◆ Problem to work on ◆
From the entries below, gather every line containing the string "alarms".

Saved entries
★ ★ ★
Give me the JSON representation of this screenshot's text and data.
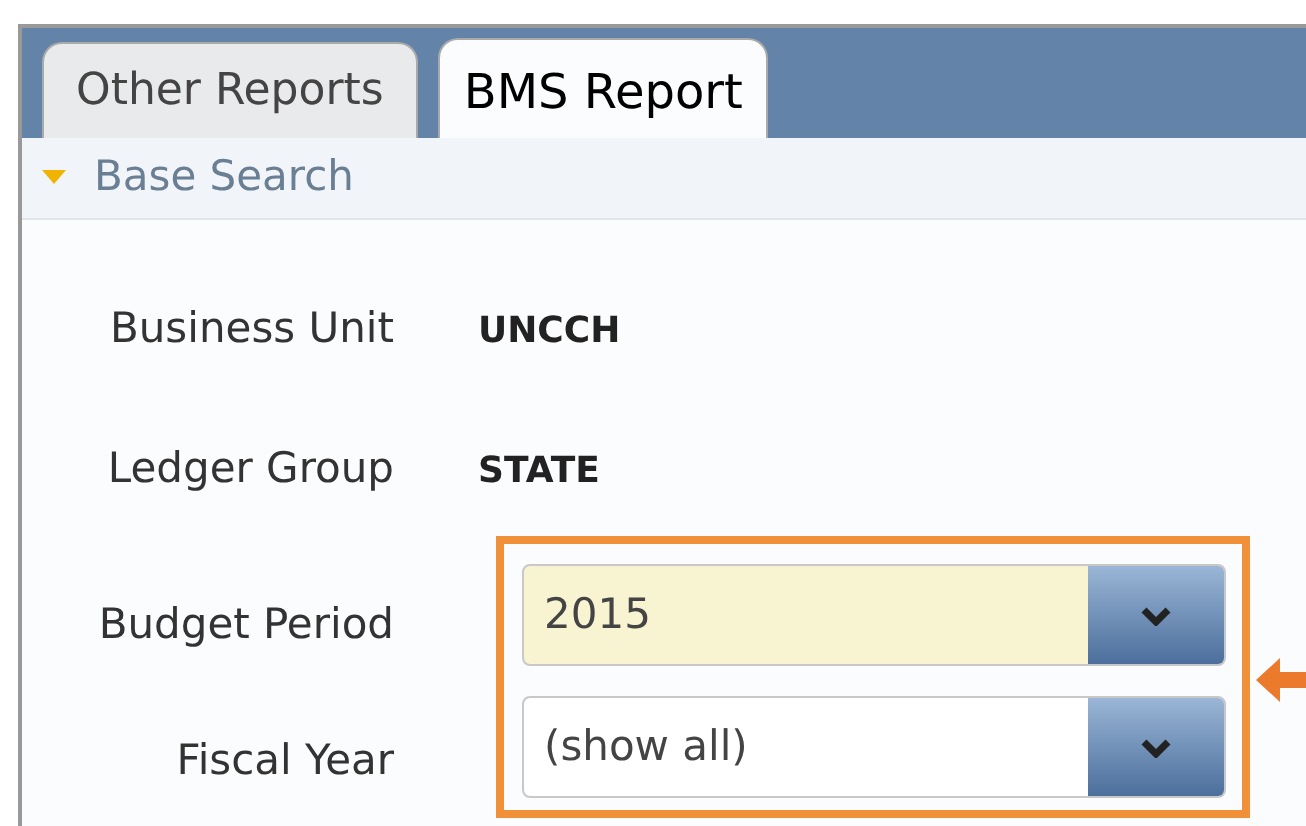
{
  "tabs": [
    {
      "label": "Other Reports",
      "selected": false
    },
    {
      "label": "BMS Report",
      "selected": true
    }
  ],
  "section": {
    "title": "Base Search",
    "expanded": true
  },
  "fields": [
    {
      "kind": "text",
      "label": "Business Unit",
      "value": "UNCCH"
    },
    {
      "kind": "text",
      "label": "Ledger Group",
      "value": "STATE"
    },
    {
      "kind": "select",
      "label": "Budget Period",
      "value": "2015",
      "highlighted": true
    },
    {
      "kind": "select",
      "label": "Fiscal Year",
      "value": "(show all)",
      "highlighted": false
    }
  ]
}
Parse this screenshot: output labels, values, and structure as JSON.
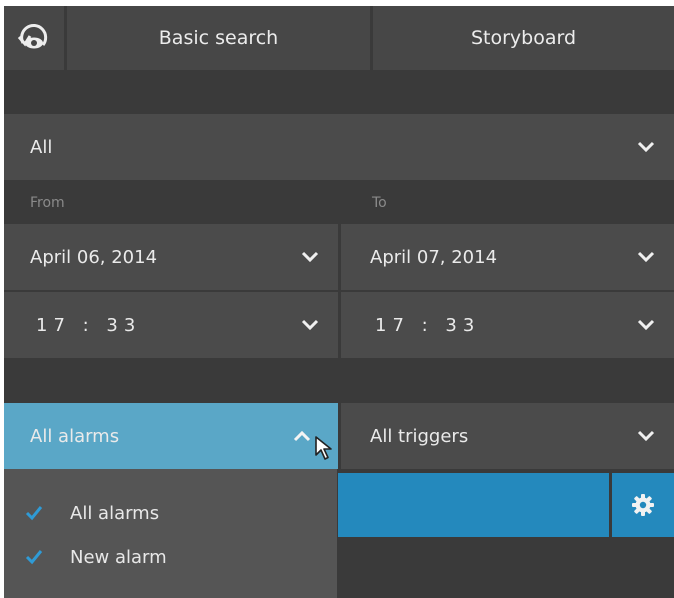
{
  "colors": {
    "accent": "#5aa7c7",
    "progress": "#2489bd",
    "check": "#2f9bd6"
  },
  "tabs": {
    "basic_search": "Basic search",
    "storyboard": "Storyboard"
  },
  "filter": {
    "selected": "All"
  },
  "range": {
    "from_label": "From",
    "to_label": "To",
    "from_date": "April 06, 2014",
    "to_date": "April 07, 2014",
    "from_time": "17 : 33",
    "to_time": "17 : 33"
  },
  "alarms": {
    "selected": "All alarms",
    "triggers": "All triggers",
    "options": [
      {
        "label": "All alarms",
        "checked": true
      },
      {
        "label": "New alarm",
        "checked": true
      }
    ]
  }
}
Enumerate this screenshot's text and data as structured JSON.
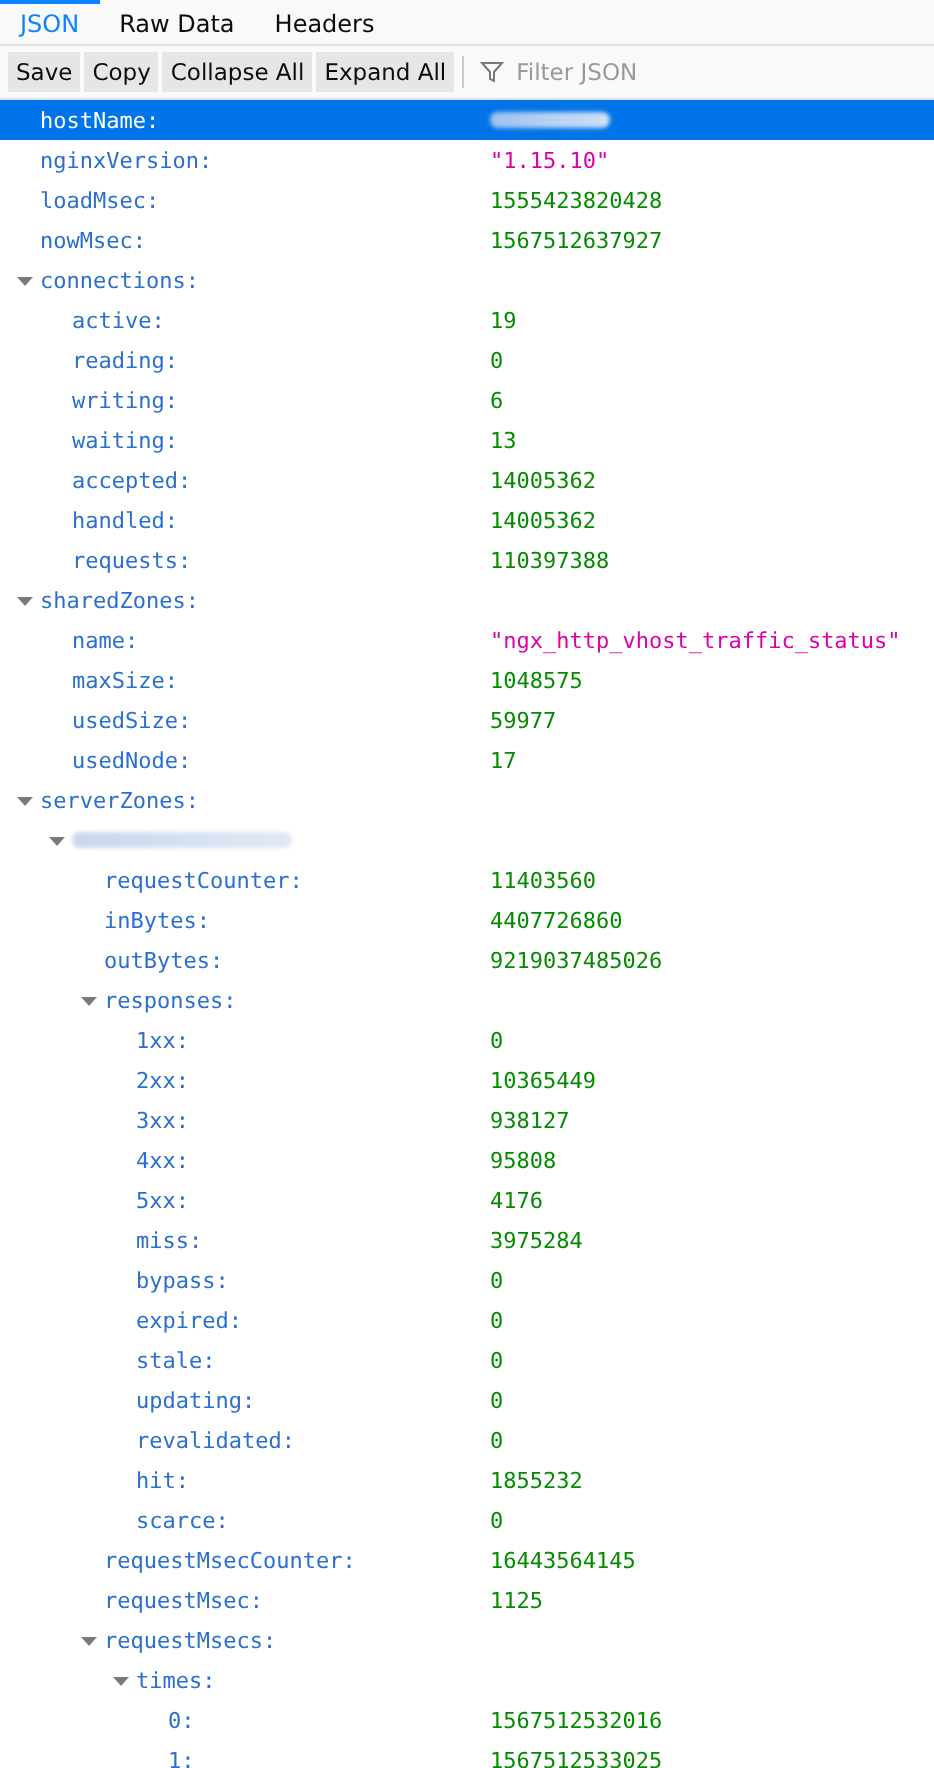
{
  "tabs": [
    {
      "label": "JSON",
      "selected": true
    },
    {
      "label": "Raw Data",
      "selected": false
    },
    {
      "label": "Headers",
      "selected": false
    }
  ],
  "toolbar": {
    "buttons": [
      "Save",
      "Copy",
      "Collapse All",
      "Expand All"
    ],
    "filter": {
      "placeholder": "Filter JSON"
    }
  },
  "tree": [
    {
      "key": "hostName:",
      "kind": "redacted",
      "selected": true
    },
    {
      "key": "nginxVersion:",
      "value": "\"1.15.10\"",
      "kind": "string",
      "selected": false
    },
    {
      "key": "loadMsec:",
      "value": "1555423820428",
      "kind": "number",
      "selected": false
    },
    {
      "key": "nowMsec:",
      "value": "1567512637927",
      "kind": "number",
      "selected": false
    },
    {
      "key": "connections:",
      "expanded": true,
      "selected": false,
      "children": [
        {
          "key": "active:",
          "value": "19",
          "kind": "number",
          "selected": false
        },
        {
          "key": "reading:",
          "value": "0",
          "kind": "number",
          "selected": false
        },
        {
          "key": "writing:",
          "value": "6",
          "kind": "number",
          "selected": false
        },
        {
          "key": "waiting:",
          "value": "13",
          "kind": "number",
          "selected": false
        },
        {
          "key": "accepted:",
          "value": "14005362",
          "kind": "number",
          "selected": false
        },
        {
          "key": "handled:",
          "value": "14005362",
          "kind": "number",
          "selected": false
        },
        {
          "key": "requests:",
          "value": "110397388",
          "kind": "number",
          "selected": false
        }
      ]
    },
    {
      "key": "sharedZones:",
      "expanded": true,
      "selected": false,
      "children": [
        {
          "key": "name:",
          "value": "\"ngx_http_vhost_traffic_status\"",
          "kind": "string",
          "selected": false
        },
        {
          "key": "maxSize:",
          "value": "1048575",
          "kind": "number",
          "selected": false
        },
        {
          "key": "usedSize:",
          "value": "59977",
          "kind": "number",
          "selected": false
        },
        {
          "key": "usedNode:",
          "value": "17",
          "kind": "number",
          "selected": false
        }
      ]
    },
    {
      "key": "serverZones:",
      "expanded": true,
      "selected": false,
      "children": [
        {
          "key_hidden": true,
          "expanded": true,
          "selected": false,
          "children": [
            {
              "key": "requestCounter:",
              "value": "11403560",
              "kind": "number",
              "selected": false
            },
            {
              "key": "inBytes:",
              "value": "4407726860",
              "kind": "number",
              "selected": false
            },
            {
              "key": "outBytes:",
              "value": "9219037485026",
              "kind": "number",
              "selected": false
            },
            {
              "key": "responses:",
              "expanded": true,
              "selected": false,
              "children": [
                {
                  "key": "1xx:",
                  "value": "0",
                  "kind": "number",
                  "selected": false
                },
                {
                  "key": "2xx:",
                  "value": "10365449",
                  "kind": "number",
                  "selected": false
                },
                {
                  "key": "3xx:",
                  "value": "938127",
                  "kind": "number",
                  "selected": false
                },
                {
                  "key": "4xx:",
                  "value": "95808",
                  "kind": "number",
                  "selected": false
                },
                {
                  "key": "5xx:",
                  "value": "4176",
                  "kind": "number",
                  "selected": false
                },
                {
                  "key": "miss:",
                  "value": "3975284",
                  "kind": "number",
                  "selected": false
                },
                {
                  "key": "bypass:",
                  "value": "0",
                  "kind": "number",
                  "selected": false
                },
                {
                  "key": "expired:",
                  "value": "0",
                  "kind": "number",
                  "selected": false
                },
                {
                  "key": "stale:",
                  "value": "0",
                  "kind": "number",
                  "selected": false
                },
                {
                  "key": "updating:",
                  "value": "0",
                  "kind": "number",
                  "selected": false
                },
                {
                  "key": "revalidated:",
                  "value": "0",
                  "kind": "number",
                  "selected": false
                },
                {
                  "key": "hit:",
                  "value": "1855232",
                  "kind": "number",
                  "selected": false
                },
                {
                  "key": "scarce:",
                  "value": "0",
                  "kind": "number",
                  "selected": false
                }
              ]
            },
            {
              "key": "requestMsecCounter:",
              "value": "16443564145",
              "kind": "number",
              "selected": false
            },
            {
              "key": "requestMsec:",
              "value": "1125",
              "kind": "number",
              "selected": false
            },
            {
              "key": "requestMsecs:",
              "expanded": true,
              "selected": false,
              "children": [
                {
                  "key": "times:",
                  "expanded": true,
                  "selected": false,
                  "children": [
                    {
                      "key": "0:",
                      "value": "1567512532016",
                      "kind": "number",
                      "selected": false
                    },
                    {
                      "key": "1:",
                      "value": "1567512533025",
                      "kind": "number",
                      "selected": false
                    }
                  ]
                }
              ]
            }
          ]
        }
      ]
    }
  ]
}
★ ★ ★
◆ Result of this exercise ◆
  "alarms": {
    "selected": "All alarms",
        "label": "All alarms",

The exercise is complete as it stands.